EXERCISE AIM:
Quote each record exactly, please, leaving none out.

DATA FOR THE TASK:
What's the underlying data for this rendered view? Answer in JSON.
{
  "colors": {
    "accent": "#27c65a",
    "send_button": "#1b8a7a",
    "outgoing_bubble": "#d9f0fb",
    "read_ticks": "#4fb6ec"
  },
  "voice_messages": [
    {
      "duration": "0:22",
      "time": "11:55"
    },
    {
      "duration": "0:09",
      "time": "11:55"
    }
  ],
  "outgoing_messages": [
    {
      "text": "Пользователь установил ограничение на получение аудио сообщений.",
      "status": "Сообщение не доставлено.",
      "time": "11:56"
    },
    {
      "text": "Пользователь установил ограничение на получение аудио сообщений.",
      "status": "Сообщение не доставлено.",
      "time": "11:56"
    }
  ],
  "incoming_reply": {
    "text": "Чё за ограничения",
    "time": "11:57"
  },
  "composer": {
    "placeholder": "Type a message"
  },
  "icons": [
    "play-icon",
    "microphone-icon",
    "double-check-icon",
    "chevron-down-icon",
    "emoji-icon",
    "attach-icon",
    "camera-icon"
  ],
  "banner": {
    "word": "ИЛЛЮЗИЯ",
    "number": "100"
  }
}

ANSWER IN FULL:
What's the underlying data for this rendered view? Answer in JSON.
{
  "colors": {
    "accent": "#27c65a",
    "send_button": "#1b8a7a",
    "outgoing_bubble": "#d9f0fb",
    "read_ticks": "#4fb6ec"
  },
  "voice_messages": [
    {
      "duration": "0:22",
      "time": "11:55"
    },
    {
      "duration": "0:09",
      "time": "11:55"
    }
  ],
  "outgoing_messages": [
    {
      "text": "Пользователь установил ограничение на получение аудио сообщений.",
      "status": "Сообщение не доставлено.",
      "time": "11:56"
    },
    {
      "text": "Пользователь установил ограничение на получение аудио сообщений.",
      "status": "Сообщение не доставлено.",
      "time": "11:56"
    }
  ],
  "incoming_reply": {
    "text": "Чё за ограничения",
    "time": "11:57"
  },
  "composer": {
    "placeholder": "Type a message"
  },
  "icons": [
    "play-icon",
    "microphone-icon",
    "double-check-icon",
    "chevron-down-icon",
    "emoji-icon",
    "attach-icon",
    "camera-icon"
  ],
  "banner": {
    "word": "ИЛЛЮЗИЯ",
    "number": "100"
  }
}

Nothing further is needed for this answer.